(BRIEF):
Pull out every line from the listing that has the word "icon".

BEGIN ROWS

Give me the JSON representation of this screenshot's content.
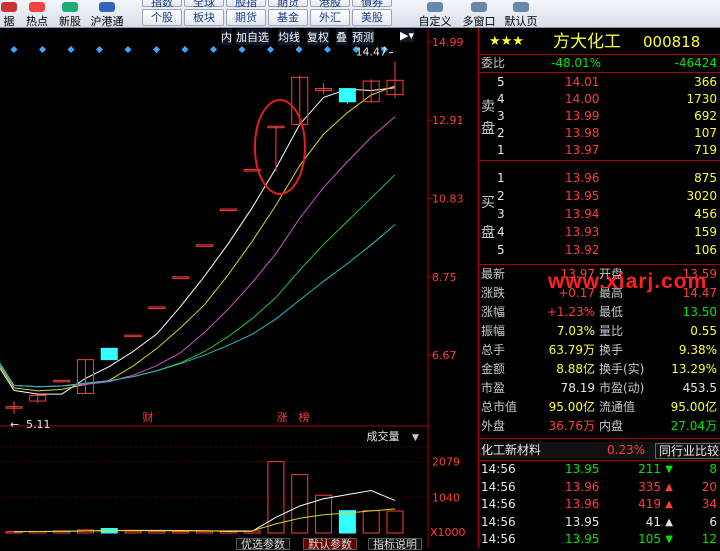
{
  "toolbar": {
    "left_buttons": [
      {
        "label": "据",
        "icon": "data-icon"
      },
      {
        "label": "热点",
        "icon": "hotspot-icon"
      },
      {
        "label": "新股",
        "icon": "new-stock-icon"
      },
      {
        "label": "沪港通",
        "icon": "shhk-connect-icon"
      }
    ],
    "grid_top": [
      "指数",
      "全球",
      "股指",
      "期货",
      "港股",
      "債券"
    ],
    "grid_bottom": [
      "个股",
      "板块",
      "期货",
      "基金",
      "外汇",
      "美股"
    ],
    "right_buttons": [
      {
        "label": "自定义",
        "icon": "custom-icon"
      },
      {
        "label": "多窗口",
        "icon": "multi-window-icon"
      },
      {
        "label": "默认页",
        "icon": "default-page-icon"
      }
    ]
  },
  "chart": {
    "menu": [
      "内",
      "加自选",
      "均线",
      "复权",
      "叠",
      "预测"
    ],
    "price_labels": [
      "14.99",
      "12.91",
      "10.83",
      "8.75",
      "6.67"
    ],
    "high_marker": "14.47",
    "low_marker": "5.11",
    "event_markers": [
      "财",
      "涨",
      "榜"
    ],
    "volume_title": "成交量",
    "volume_labels": [
      "2079",
      "1040",
      "X1000"
    ],
    "bottom_tabs": [
      "优选参数",
      "默认参数",
      "指标说明"
    ]
  },
  "quote": {
    "stars": "★★★",
    "name": "方大化工",
    "code": "000818",
    "weibi_label": "委比",
    "weibi": "-48.01%",
    "weicha": "-46424",
    "sell_label": [
      "卖",
      "盘"
    ],
    "sell": [
      {
        "n": "5",
        "price": "14.01",
        "vol": "366"
      },
      {
        "n": "4",
        "price": "14.00",
        "vol": "1730"
      },
      {
        "n": "3",
        "price": "13.99",
        "vol": "692"
      },
      {
        "n": "2",
        "price": "13.98",
        "vol": "107"
      },
      {
        "n": "1",
        "price": "13.97",
        "vol": "719"
      }
    ],
    "buy_label": [
      "买",
      "盘"
    ],
    "buy": [
      {
        "n": "1",
        "price": "13.96",
        "vol": "875"
      },
      {
        "n": "2",
        "price": "13.95",
        "vol": "3020"
      },
      {
        "n": "3",
        "price": "13.94",
        "vol": "456"
      },
      {
        "n": "4",
        "price": "13.93",
        "vol": "159"
      },
      {
        "n": "5",
        "price": "13.92",
        "vol": "106"
      }
    ],
    "stats": [
      {
        "l1": "最新",
        "v1": "13.97",
        "l2": "开盘",
        "v2": "13.59",
        "c1": "red",
        "c2": "red"
      },
      {
        "l1": "涨跌",
        "v1": "+0.17",
        "l2": "最高",
        "v2": "14.47",
        "c1": "red",
        "c2": "red"
      },
      {
        "l1": "涨幅",
        "v1": "+1.23%",
        "l2": "最低",
        "v2": "13.50",
        "c1": "red",
        "c2": "green"
      },
      {
        "l1": "振幅",
        "v1": "7.03%",
        "l2": "量比",
        "v2": "0.55",
        "c1": "yellow",
        "c2": "yellow"
      },
      {
        "l1": "总手",
        "v1": "63.79万",
        "l2": "换手",
        "v2": "9.38%",
        "c1": "yellow",
        "c2": "yellow"
      },
      {
        "l1": "金额",
        "v1": "8.88亿",
        "l2": "换手(实)",
        "v2": "13.29%",
        "c1": "yellow",
        "c2": "yellow"
      },
      {
        "l1": "市盈",
        "v1": "78.19",
        "l2": "市盈(动)",
        "v2": "453.5",
        "c1": "white",
        "c2": "white"
      },
      {
        "l1": "总市值",
        "v1": "95.00亿",
        "l2": "流通值",
        "v2": "95.00亿",
        "c1": "yellow",
        "c2": "yellow"
      },
      {
        "l1": "外盘",
        "v1": "36.76万",
        "l2": "内盘",
        "v2": "27.04万",
        "c1": "red",
        "c2": "green"
      }
    ],
    "sector_name": "化工新材料",
    "sector_change": "0.23%",
    "sector_compare": "同行业比较",
    "ticks": [
      {
        "time": "14:56",
        "price": "13.95",
        "vol": "211",
        "dir": "down",
        "n": "8"
      },
      {
        "time": "14:56",
        "price": "13.96",
        "vol": "335",
        "dir": "up",
        "n": "20"
      },
      {
        "time": "14:56",
        "price": "13.96",
        "vol": "419",
        "dir": "up",
        "n": "34"
      },
      {
        "time": "14:56",
        "price": "13.95",
        "vol": "41",
        "dir": "flat",
        "n": "6"
      },
      {
        "time": "14:56",
        "price": "13.95",
        "vol": "105",
        "dir": "down",
        "n": "12"
      }
    ]
  },
  "watermark": "www.xiarj.com",
  "chart_data": {
    "type": "candlestick",
    "ylim": [
      5.0,
      15.2
    ],
    "ticks": [
      14.99,
      12.91,
      10.83,
      8.75,
      6.67
    ],
    "candles": [
      {
        "o": 5.3,
        "h": 5.45,
        "l": 5.11,
        "c": 5.3,
        "color": "red"
      },
      {
        "o": 5.45,
        "h": 5.6,
        "l": 5.4,
        "c": 5.6,
        "color": "red"
      },
      {
        "o": 6.0,
        "h": 6.0,
        "l": 6.0,
        "c": 6.0,
        "color": "red"
      },
      {
        "o": 5.65,
        "h": 6.55,
        "l": 5.65,
        "c": 6.55,
        "color": "red"
      },
      {
        "o": 6.85,
        "h": 6.85,
        "l": 6.55,
        "c": 6.55,
        "color": "cyan"
      },
      {
        "o": 7.2,
        "h": 7.2,
        "l": 7.2,
        "c": 7.2,
        "color": "red"
      },
      {
        "o": 7.95,
        "h": 7.95,
        "l": 7.95,
        "c": 7.95,
        "color": "red"
      },
      {
        "o": 8.75,
        "h": 8.75,
        "l": 8.75,
        "c": 8.75,
        "color": "red"
      },
      {
        "o": 9.6,
        "h": 9.6,
        "l": 9.6,
        "c": 9.6,
        "color": "red"
      },
      {
        "o": 10.55,
        "h": 10.55,
        "l": 10.55,
        "c": 10.55,
        "color": "red"
      },
      {
        "o": 11.6,
        "h": 11.6,
        "l": 11.6,
        "c": 11.6,
        "color": "red"
      },
      {
        "o": 12.75,
        "h": 12.75,
        "l": 11.55,
        "c": 12.75,
        "color": "red"
      },
      {
        "o": 12.8,
        "h": 14.1,
        "l": 12.8,
        "c": 14.05,
        "color": "red"
      },
      {
        "o": 13.7,
        "h": 13.9,
        "l": 13.6,
        "c": 13.75,
        "color": "red"
      },
      {
        "o": 13.75,
        "h": 13.75,
        "l": 13.35,
        "c": 13.4,
        "color": "cyan"
      },
      {
        "o": 13.4,
        "h": 14.0,
        "l": 13.4,
        "c": 13.95,
        "color": "red"
      },
      {
        "o": 13.59,
        "h": 14.47,
        "l": 13.5,
        "c": 13.97,
        "color": "red"
      }
    ],
    "volume": [
      {
        "v": 40,
        "color": "red"
      },
      {
        "v": 45,
        "color": "red"
      },
      {
        "v": 60,
        "color": "red"
      },
      {
        "v": 90,
        "color": "red"
      },
      {
        "v": 130,
        "color": "cyan"
      },
      {
        "v": 55,
        "color": "red"
      },
      {
        "v": 50,
        "color": "red"
      },
      {
        "v": 45,
        "color": "red"
      },
      {
        "v": 50,
        "color": "red"
      },
      {
        "v": 45,
        "color": "red"
      },
      {
        "v": 60,
        "color": "red"
      },
      {
        "v": 2079,
        "color": "red"
      },
      {
        "v": 1700,
        "color": "red"
      },
      {
        "v": 1100,
        "color": "red"
      },
      {
        "v": 650,
        "color": "cyan"
      },
      {
        "v": 650,
        "color": "red"
      },
      {
        "v": 640,
        "color": "red"
      }
    ]
  }
}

END ROWS

(EXPECTED ANSWER):
        "icon": "data-icon"
        "icon": "hotspot-icon"
        "icon": "new-stock-icon"
        "icon": "shhk-connect-icon"
        "icon": "custom-icon"
        "icon": "multi-window-icon"
        "icon": "default-page-icon"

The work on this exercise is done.